### The exercise
Write out the data again in full, exactly as it reads.

-=-=-

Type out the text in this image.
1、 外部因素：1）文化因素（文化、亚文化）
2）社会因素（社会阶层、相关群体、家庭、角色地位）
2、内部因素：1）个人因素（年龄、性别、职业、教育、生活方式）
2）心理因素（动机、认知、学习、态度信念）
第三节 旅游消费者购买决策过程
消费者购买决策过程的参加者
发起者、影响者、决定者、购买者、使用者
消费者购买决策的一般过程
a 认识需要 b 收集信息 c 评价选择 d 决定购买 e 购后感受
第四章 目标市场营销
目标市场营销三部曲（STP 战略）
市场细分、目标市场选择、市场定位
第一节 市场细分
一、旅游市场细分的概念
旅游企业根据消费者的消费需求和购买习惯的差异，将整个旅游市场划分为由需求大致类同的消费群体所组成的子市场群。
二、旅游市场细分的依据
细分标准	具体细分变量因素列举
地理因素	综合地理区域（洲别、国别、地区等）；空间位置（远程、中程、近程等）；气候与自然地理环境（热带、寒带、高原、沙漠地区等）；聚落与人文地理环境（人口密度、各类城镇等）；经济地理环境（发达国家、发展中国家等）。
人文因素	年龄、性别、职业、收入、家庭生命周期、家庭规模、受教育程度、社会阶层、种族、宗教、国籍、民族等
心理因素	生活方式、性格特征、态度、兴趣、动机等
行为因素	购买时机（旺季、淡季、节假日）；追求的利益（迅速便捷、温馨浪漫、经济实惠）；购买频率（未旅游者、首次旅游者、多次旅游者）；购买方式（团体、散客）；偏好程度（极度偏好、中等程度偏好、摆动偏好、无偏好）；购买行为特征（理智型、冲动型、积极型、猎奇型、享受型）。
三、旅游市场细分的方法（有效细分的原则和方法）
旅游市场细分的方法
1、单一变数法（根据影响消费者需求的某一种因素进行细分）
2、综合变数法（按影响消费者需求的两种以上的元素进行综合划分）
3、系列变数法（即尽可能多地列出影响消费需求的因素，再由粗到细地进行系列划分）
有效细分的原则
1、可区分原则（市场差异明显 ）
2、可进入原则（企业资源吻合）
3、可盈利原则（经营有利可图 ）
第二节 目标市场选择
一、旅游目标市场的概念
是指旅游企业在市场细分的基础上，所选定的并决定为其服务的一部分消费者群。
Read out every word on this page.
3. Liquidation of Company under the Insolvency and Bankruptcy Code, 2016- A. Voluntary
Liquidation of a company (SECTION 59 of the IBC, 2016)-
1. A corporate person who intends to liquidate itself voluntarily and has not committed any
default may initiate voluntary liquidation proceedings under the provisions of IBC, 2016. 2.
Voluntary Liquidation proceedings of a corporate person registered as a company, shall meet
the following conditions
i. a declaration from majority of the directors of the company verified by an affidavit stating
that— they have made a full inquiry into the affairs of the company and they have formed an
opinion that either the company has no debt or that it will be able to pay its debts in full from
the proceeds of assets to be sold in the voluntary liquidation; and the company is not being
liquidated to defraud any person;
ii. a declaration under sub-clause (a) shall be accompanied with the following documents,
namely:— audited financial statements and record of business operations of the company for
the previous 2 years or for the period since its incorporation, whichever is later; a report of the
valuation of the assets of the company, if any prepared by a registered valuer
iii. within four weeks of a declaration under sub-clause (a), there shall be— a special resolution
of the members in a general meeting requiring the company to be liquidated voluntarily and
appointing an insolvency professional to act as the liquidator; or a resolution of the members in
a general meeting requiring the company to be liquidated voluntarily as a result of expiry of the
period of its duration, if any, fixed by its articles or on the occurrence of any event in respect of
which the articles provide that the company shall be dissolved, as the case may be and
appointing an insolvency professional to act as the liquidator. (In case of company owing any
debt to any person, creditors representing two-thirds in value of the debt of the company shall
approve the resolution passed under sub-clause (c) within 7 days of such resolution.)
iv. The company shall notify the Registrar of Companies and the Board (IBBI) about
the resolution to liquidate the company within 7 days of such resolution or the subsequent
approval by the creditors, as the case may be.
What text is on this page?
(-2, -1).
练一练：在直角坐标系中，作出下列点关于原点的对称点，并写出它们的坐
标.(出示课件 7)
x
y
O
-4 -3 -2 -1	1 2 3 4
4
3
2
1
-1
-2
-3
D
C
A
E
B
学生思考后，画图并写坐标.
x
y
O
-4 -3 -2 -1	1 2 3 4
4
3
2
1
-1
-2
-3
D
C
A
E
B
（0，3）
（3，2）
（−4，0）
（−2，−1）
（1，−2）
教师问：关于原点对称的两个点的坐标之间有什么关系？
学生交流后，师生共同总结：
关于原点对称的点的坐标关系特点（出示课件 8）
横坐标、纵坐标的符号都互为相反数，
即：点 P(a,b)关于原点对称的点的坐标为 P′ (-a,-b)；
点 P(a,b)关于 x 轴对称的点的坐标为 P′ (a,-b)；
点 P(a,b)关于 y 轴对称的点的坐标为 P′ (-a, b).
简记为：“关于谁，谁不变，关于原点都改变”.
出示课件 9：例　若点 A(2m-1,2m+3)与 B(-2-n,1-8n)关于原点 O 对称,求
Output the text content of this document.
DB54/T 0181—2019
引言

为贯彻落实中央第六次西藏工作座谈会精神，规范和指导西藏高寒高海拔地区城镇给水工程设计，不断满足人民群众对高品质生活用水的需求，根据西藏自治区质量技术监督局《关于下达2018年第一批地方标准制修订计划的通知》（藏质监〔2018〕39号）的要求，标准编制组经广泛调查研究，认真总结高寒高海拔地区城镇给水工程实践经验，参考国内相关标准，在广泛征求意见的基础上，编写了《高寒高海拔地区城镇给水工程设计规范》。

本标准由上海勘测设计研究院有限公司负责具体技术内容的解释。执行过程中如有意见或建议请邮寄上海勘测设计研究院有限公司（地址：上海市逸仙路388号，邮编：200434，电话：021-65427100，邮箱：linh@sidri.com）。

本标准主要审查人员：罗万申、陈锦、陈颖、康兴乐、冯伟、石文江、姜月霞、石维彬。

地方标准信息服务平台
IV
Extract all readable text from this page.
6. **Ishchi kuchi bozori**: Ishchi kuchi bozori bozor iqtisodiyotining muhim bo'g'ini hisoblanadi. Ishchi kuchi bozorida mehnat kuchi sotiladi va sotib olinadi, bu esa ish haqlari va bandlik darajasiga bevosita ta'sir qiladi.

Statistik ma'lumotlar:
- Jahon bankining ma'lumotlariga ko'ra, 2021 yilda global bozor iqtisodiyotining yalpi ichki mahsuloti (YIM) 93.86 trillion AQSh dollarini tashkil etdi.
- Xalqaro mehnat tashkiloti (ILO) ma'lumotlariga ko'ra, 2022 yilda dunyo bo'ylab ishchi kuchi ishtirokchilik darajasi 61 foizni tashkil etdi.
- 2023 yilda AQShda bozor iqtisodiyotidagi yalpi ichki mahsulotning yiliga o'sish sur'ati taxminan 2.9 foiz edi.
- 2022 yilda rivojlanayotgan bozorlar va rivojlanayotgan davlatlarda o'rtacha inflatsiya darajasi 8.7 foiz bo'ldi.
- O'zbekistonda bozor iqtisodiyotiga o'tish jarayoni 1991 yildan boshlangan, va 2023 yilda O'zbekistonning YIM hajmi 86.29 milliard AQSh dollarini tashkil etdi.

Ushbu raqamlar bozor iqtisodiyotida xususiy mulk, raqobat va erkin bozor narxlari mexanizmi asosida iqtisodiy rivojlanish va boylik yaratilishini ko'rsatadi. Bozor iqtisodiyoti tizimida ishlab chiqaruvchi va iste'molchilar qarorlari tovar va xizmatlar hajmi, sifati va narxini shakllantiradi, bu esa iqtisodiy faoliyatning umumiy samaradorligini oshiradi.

-=-=-

### Answer to the task
Type out the text in this image.
1、 外部因素：1）文化因素（文化、亚文化）
2）社会因素（社会阶层、相关群体、家庭、角色地位）
2、内部因素：1）个人因素（年龄、性别、职业、教育、生活方式）
2）心理因素（动机、认知、学习、态度信念）
第三节 旅游消费者购买决策过程
消费者购买决策过程的参加者
发起者、影响者、决定者、购买者、使用者
消费者购买决策的一般过程
a 认识需要 b 收集信息 c 评价选择 d 决定购买 e 购后感受
第四章 目标市场营销
目标市场营销三部曲（STP 战略）
市场细分、目标市场选择、市场定位
第一节 市场细分
一、旅游市场细分的概念
旅游企业根据消费者的消费需求和购买习惯的差异，将整个旅游市场划分为由需求大致类同的消费群体所组成的子市场群。
二、旅游市场细分的依据
细分标准	具体细分变量因素列举
地理因素	综合地理区域（洲别、国别、地区等）；空间位置（远程、中程、近程等）；气候与自然地理环境（热带、寒带、高原、沙漠地区等）；聚落与人文地理环境（人口密度、各类城镇等）；经济地理环境（发达国家、发展中国家等）。
人文因素	年龄、性别、职业、收入、家庭生命周期、家庭规模、受教育程度、社会阶层、种族、宗教、国籍、民族等
心理因素	生活方式、性格特征、态度、兴趣、动机等
行为因素	购买时机（旺季、淡季、节假日）；追求的利益（迅速便捷、温馨浪漫、经济实惠）；购买频率（未旅游者、首次旅游者、多次旅游者）；购买方式（团体、散客）；偏好程度（极度偏好、中等程度偏好、摆动偏好、无偏好）；购买行为特征（理智型、冲动型、积极型、猎奇型、享受型）。
三、旅游市场细分的方法（有效细分的原则和方法）
旅游市场细分的方法
1、单一变数法（根据影响消费者需求的某一种因素进行细分）
2、综合变数法（按影响消费者需求的两种以上的元素进行综合划分）
3、系列变数法（即尽可能多地列出影响消费需求的因素，再由粗到细地进行系列划分）
有效细分的原则
1、可区分原则（市场差异明显 ）
2、可进入原则（企业资源吻合）
3、可盈利原则（经营有利可图 ）
第二节 目标市场选择
一、旅游目标市场的概念
是指旅游企业在市场细分的基础上，所选定的并决定为其服务的一部分消费者群。
Read out every word on this page.
3. Liquidation of Company under the Insolvency and Bankruptcy Code, 2016- A. Voluntary
Liquidation of a company (SECTION 59 of the IBC, 2016)-
1. A corporate person who intends to liquidate itself voluntarily and has not committed any
default may initiate voluntary liquidation proceedings under the provisions of IBC, 2016. 2.
Voluntary Liquidation proceedings of a corporate person registered as a company, shall meet
the following conditions
i. a declaration from majority of the directors of the company verified by an affidavit stating
that— they have made a full inquiry into the affairs of the company and they have formed an
opinion that either the company has no debt or that it will be able to pay its debts in full from
the proceeds of assets to be sold in the voluntary liquidation; and the company is not being
liquidated to defraud any person;
ii. a declaration under sub-clause (a) shall be accompanied with the following documents,
namely:— audited financial statements and record of business operations of the company for
the previous 2 years or for the period since its incorporation, whichever is later; a report of the
valuation of the assets of the company, if any prepared by a registered valuer
iii. within four weeks of a declaration under sub-clause (a), there shall be— a special resolution
of the members in a general meeting requiring the company to be liquidated voluntarily and
appointing an insolvency professional to act as the liquidator; or a resolution of the members in
a general meeting requiring the company to be liquidated voluntarily as a result of expiry of the
period of its duration, if any, fixed by its articles or on the occurrence of any event in respect of
which the articles provide that the company shall be dissolved, as the case may be and
appointing an insolvency professional to act as the liquidator. (In case of company owing any
debt to any person, creditors representing two-thirds in value of the debt of the company shall
approve the resolution passed under sub-clause (c) within 7 days of such resolution.)
iv. The company shall notify the Registrar of Companies and the Board (IBBI) about
the resolution to liquidate the company within 7 days of such resolution or the subsequent
approval by the creditors, as the case may be.
What text is on this page?
(-2, -1).
练一练：在直角坐标系中，作出下列点关于原点的对称点，并写出它们的坐
标.(出示课件 7)
x
y
O
-4 -3 -2 -1	1 2 3 4
4
3
2
1
-1
-2
-3
D
C
A
E
B
学生思考后，画图并写坐标.
x
y
O
-4 -3 -2 -1	1 2 3 4
4
3
2
1
-1
-2
-3
D
C
A
E
B
（0，3）
（3，2）
（−4，0）
（−2，−1）
（1，−2）
教师问：关于原点对称的两个点的坐标之间有什么关系？
学生交流后，师生共同总结：
关于原点对称的点的坐标关系特点（出示课件 8）
横坐标、纵坐标的符号都互为相反数，
即：点 P(a,b)关于原点对称的点的坐标为 P′ (-a,-b)；
点 P(a,b)关于 x 轴对称的点的坐标为 P′ (a,-b)；
点 P(a,b)关于 y 轴对称的点的坐标为 P′ (-a, b).
简记为：“关于谁，谁不变，关于原点都改变”.
出示课件 9：例　若点 A(2m-1,2m+3)与 B(-2-n,1-8n)关于原点 O 对称,求
Output the text content of this document.
DB54/T 0181—2019
引言

为贯彻落实中央第六次西藏工作座谈会精神，规范和指导西藏高寒高海拔地区城镇给水工程设计，不断满足人民群众对高品质生活用水的需求，根据西藏自治区质量技术监督局《关于下达2018年第一批地方标准制修订计划的通知》（藏质监〔2018〕39号）的要求，标准编制组经广泛调查研究，认真总结高寒高海拔地区城镇给水工程实践经验，参考国内相关标准，在广泛征求意见的基础上，编写了《高寒高海拔地区城镇给水工程设计规范》。

本标准由上海勘测设计研究院有限公司负责具体技术内容的解释。执行过程中如有意见或建议请邮寄上海勘测设计研究院有限公司（地址：上海市逸仙路388号，邮编：200434，电话：021-65427100，邮箱：linh@sidri.com）。

本标准主要审查人员：罗万申、陈锦、陈颖、康兴乐、冯伟、石文江、姜月霞、石维彬。

地方标准信息服务平台
IV
Extract all readable text from this page.
6. **Ishchi kuchi bozori**: Ishchi kuchi bozori bozor iqtisodiyotining muhim bo'g'ini hisoblanadi. Ishchi kuchi bozorida mehnat kuchi sotiladi va sotib olinadi, bu esa ish haqlari va bandlik darajasiga bevosita ta'sir qiladi.

Statistik ma'lumotlar:
- Jahon bankining ma'lumotlariga ko'ra, 2021 yilda global bozor iqtisodiyotining yalpi ichki mahsuloti (YIM) 93.86 trillion AQSh dollarini tashkil etdi.
- Xalqaro mehnat tashkiloti (ILO) ma'lumotlariga ko'ra, 2022 yilda dunyo bo'ylab ishchi kuchi ishtirokchilik darajasi 61 foizni tashkil etdi.
- 2023 yilda AQShda bozor iqtisodiyotidagi yalpi ichki mahsulotning yiliga o'sish sur'ati taxminan 2.9 foiz edi.
- 2022 yilda rivojlanayotgan bozorlar va rivojlanayotgan davlatlarda o'rtacha inflatsiya darajasi 8.7 foiz bo'ldi.
- O'zbekistonda bozor iqtisodiyotiga o'tish jarayoni 1991 yildan boshlangan, va 2023 yilda O'zbekistonning YIM hajmi 86.29 milliard AQSh dollarini tashkil etdi.

Ushbu raqamlar bozor iqtisodiyotida xususiy mulk, raqobat va erkin bozor narxlari mexanizmi asosida iqtisodiy rivojlanish va boylik yaratilishini ko'rsatadi. Bozor iqtisodiyoti tizimida ishlab chiqaruvchi va iste'molchilar qarorlari tovar va xizmatlar hajmi, sifati va narxini shakllantiradi, bu esa iqtisodiy faoliyatning umumiy samaradorligini oshiradi.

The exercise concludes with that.